§ EXERCISE PROMPT:
Provide nothing but the number of lines containing the string "область".

**** RECORD EXTRACTS

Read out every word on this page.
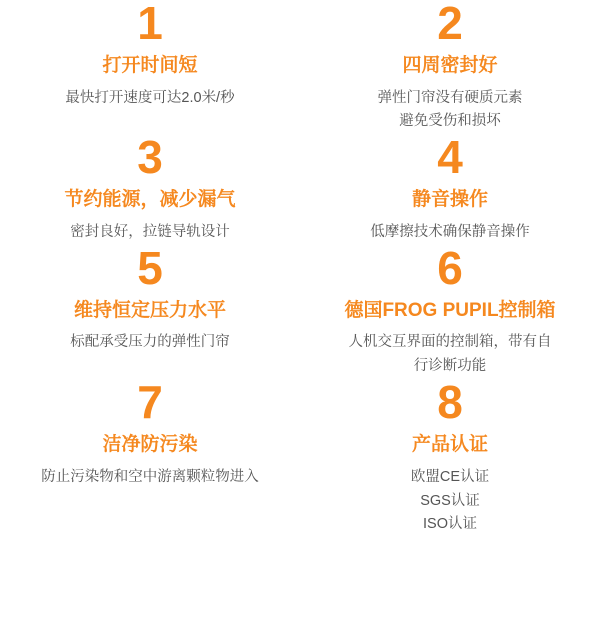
1
打开时间短
最快打开速度可达2.0米/秒
2
四周密封好
弹性门帘没有硬质元素
避免受伤和损坏
3
节约能源，减少漏气
密封良好，拉链导轨设计
4
静音操作
低摩擦技术确保静音操作
5
维持恒定压力水平
标配承受压力的弹性门帘
6
德国FROG PUPIL控制箱
人机交互界面的控制箱，带有自
行诊断功能
7
洁净防污染
防止污染物和空中游离颗粒物进入
8
产品认证
欧盟CE认证
SGS认证
ISO认证
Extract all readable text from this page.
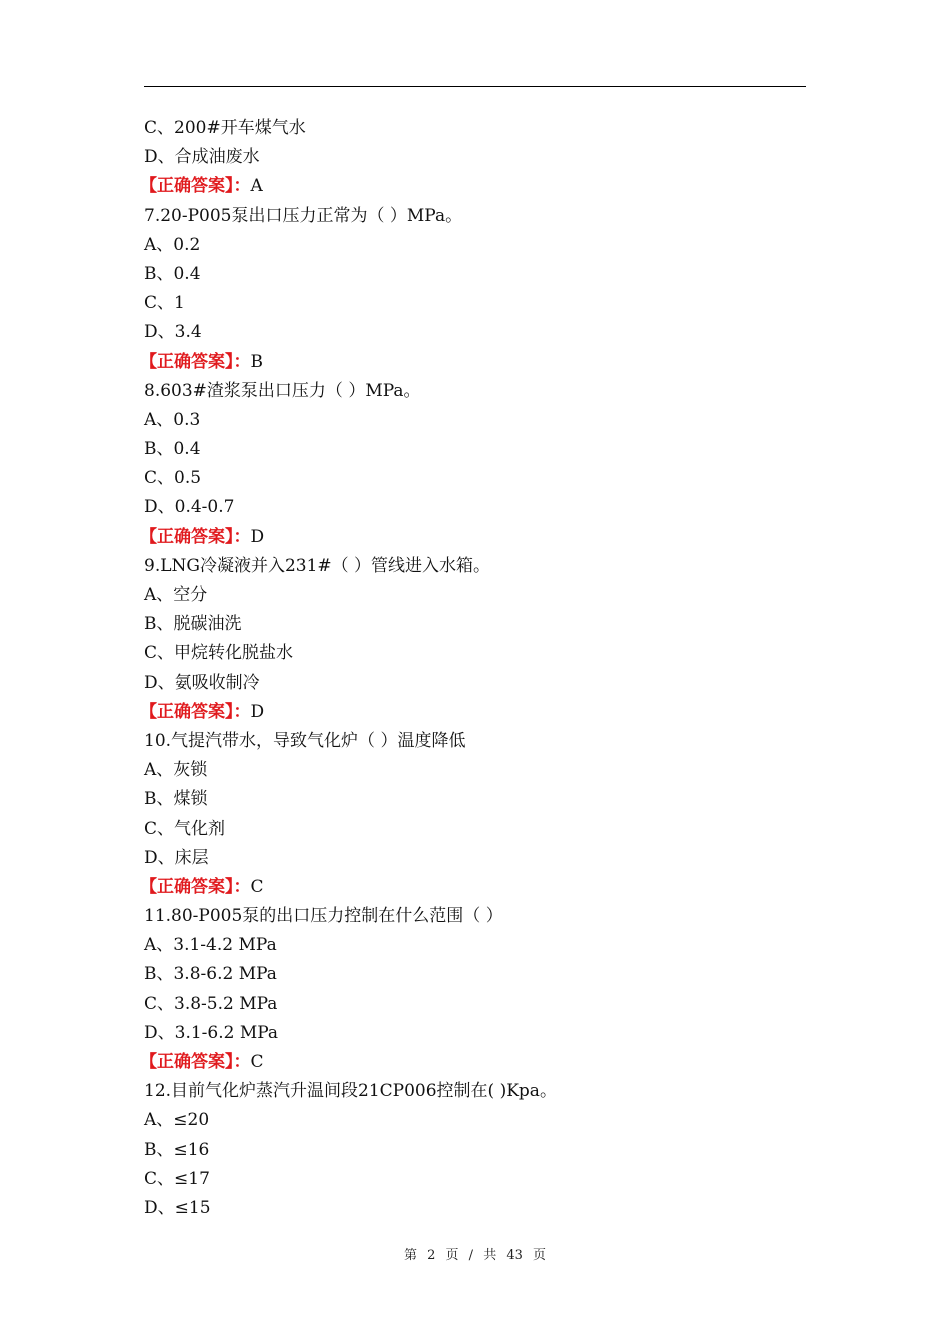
C、200#开车煤气水
D、合成油废水
【正确答案】：A
7.20-P005泵出口压力正常为（ ）MPa。
A、0.2
B、0.4
C、1
D、3.4
【正确答案】：B
8.603#渣浆泵出口压力（ ）MPa。
A、0.3
B、0.4
C、0.5
D、0.4-0.7
【正确答案】：D
9.LNG冷凝液并入231#（ ）管线进入水箱。
A、空分
B、脱碳油洗
C、甲烷转化脱盐水
D、氨吸收制冷
【正确答案】：D
10.气提汽带水，导致气化炉（ ）温度降低
A、灰锁
B、煤锁
C、气化剂
D、床层
【正确答案】：C
11.80-P005泵的出口压力控制在什么范围（ ）
A、3.1-4.2 MPa
B、3.8-6.2 MPa
C、3.8-5.2 MPa
D、3.1-6.2 MPa
【正确答案】：C
12.目前气化炉蒸汽升温间段21CP006控制在( )Kpa。
A、≤20
B、≤16
C、≤17
D、≤15
第 2 页 / 共 43 页
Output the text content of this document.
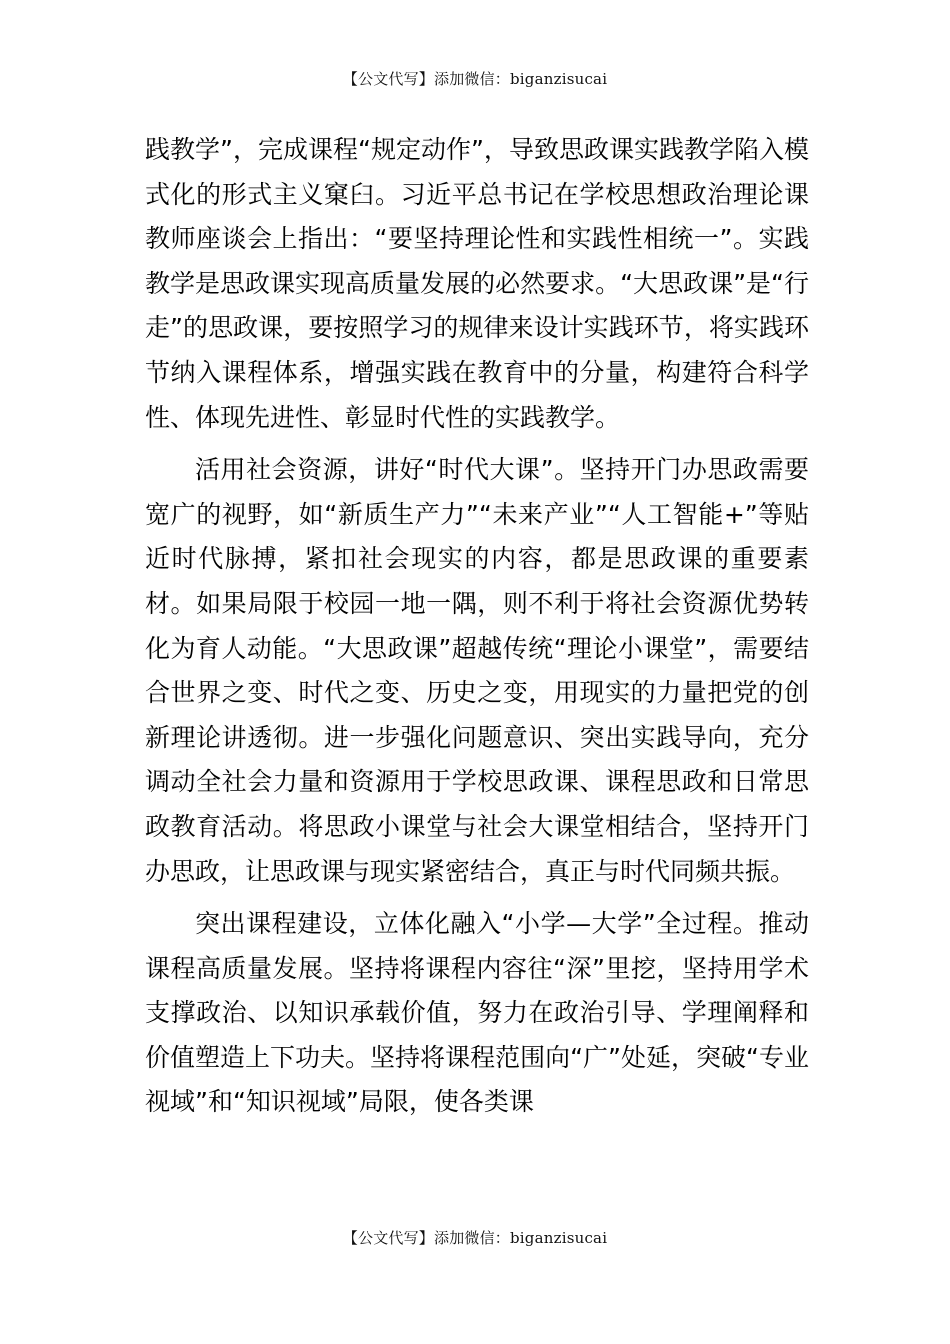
【公文代写】添加微信：biganzisucai

践教学”，完成课程“规定动作”，导致思政课实践教学陷入模式化的形式主义窠臼。习近平总书记在学校思想政治理论课教师座谈会上指出：“要坚持理论性和实践性相统一”。实践教学是思政课实现高质量发展的必然要求。“大思政课”是“行走”的思政课，要按照学习的规律来设计实践环节，将实践环节纳入课程体系，增强实践在教育中的分量，构建符合科学性、体现先进性、彰显时代性的实践教学。

活用社会资源，讲好“时代大课”。坚持开门办思政需要宽广的视野，如“新质生产力”“未来产业”“人工智能+”等贴近时代脉搏，紧扣社会现实的内容，都是思政课的重要素材。如果局限于校园一地一隅，则不利于将社会资源优势转化为育人动能。“大思政课”超越传统“理论小课堂”，需要结合世界之变、时代之变、历史之变，用现实的力量把党的创新理论讲透彻。进一步强化问题意识、突出实践导向，充分调动全社会力量和资源用于学校思政课、课程思政和日常思政教育活动。将思政小课堂与社会大课堂相结合，坚持开门办思政，让思政课与现实紧密结合，真正与时代同频共振。

突出课程建设，立体化融入“小学—大学”全过程。推动课程高质量发展。坚持将课程内容往“深”里挖，坚持用学术支撑政治、以知识承载价值，努力在政治引导、学理阐释和价值塑造上下功夫。坚持将课程范围向“广”处延，突破“专业视域”和“知识视域”局限，使各类课

【公文代写】添加微信：biganzisucai
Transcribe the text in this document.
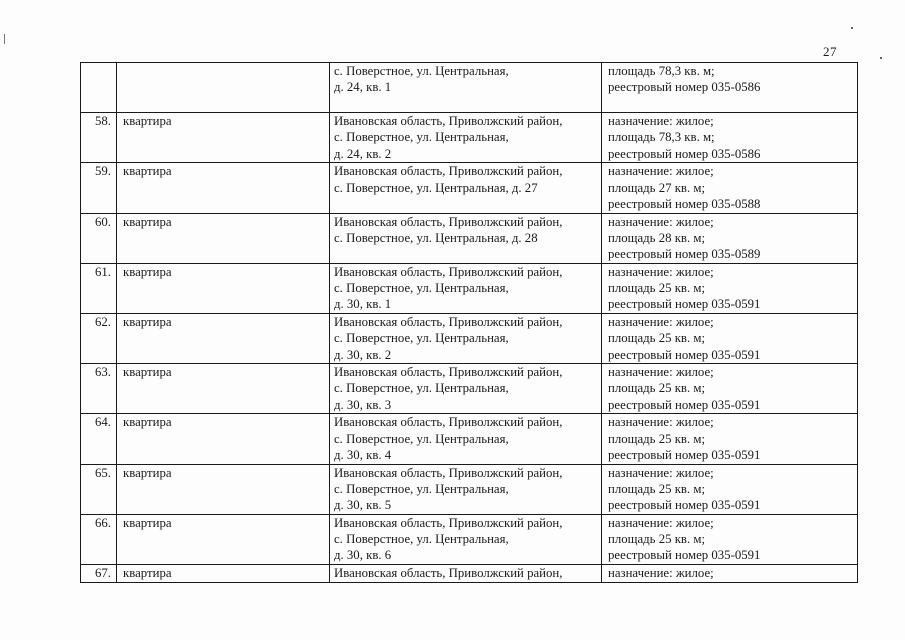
27
		с. Поверстное, ул. Центральная,
д. 24, кв. 1	площадь 78,3 кв. м;
реестровый номер 035-0586
58.	квартира	Ивановская область, Приволжский район,
с. Поверстное, ул. Центральная,
д. 24, кв. 2	назначение: жилое;
площадь 78,3 кв. м;
реестровый номер 035-0586
59.	квартира	Ивановская область, Приволжский район,
с. Поверстное, ул. Центральная, д. 27	назначение: жилое;
площадь 27 кв. м;
реестровый номер 035-0588
60.	квартира	Ивановская область, Приволжский район,
с. Поверстное, ул. Центральная, д. 28	назначение: жилое;
площадь 28 кв. м;
реестровый номер 035-0589
61.	квартира	Ивановская область, Приволжский район,
с. Поверстное, ул. Центральная,
д. 30, кв. 1	назначение: жилое;
площадь 25 кв. м;
реестровый номер 035-0591
62.	квартира	Ивановская область, Приволжский район,
с. Поверстное, ул. Центральная,
д. 30, кв. 2	назначение: жилое;
площадь 25 кв. м;
реестровый номер 035-0591
63.	квартира	Ивановская область, Приволжский район,
с. Поверстное, ул. Центральная,
д. 30, кв. 3	назначение: жилое;
площадь 25 кв. м;
реестровый номер 035-0591
64.	квартира	Ивановская область, Приволжский район,
с. Поверстное, ул. Центральная,
д. 30, кв. 4	назначение: жилое;
площадь 25 кв. м;
реестровый номер 035-0591
65.	квартира	Ивановская область, Приволжский район,
с. Поверстное, ул. Центральная,
д. 30, кв. 5	назначение: жилое;
площадь 25 кв. м;
реестровый номер 035-0591
66.	квартира	Ивановская область, Приволжский район,
с. Поверстное, ул. Центральная,
д. 30, кв. 6	назначение: жилое;
площадь 25 кв. м;
реестровый номер 035-0591
67.	квартира	Ивановская область, Приволжский район,	назначение: жилое;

********

§ TASK RESPONSE:
10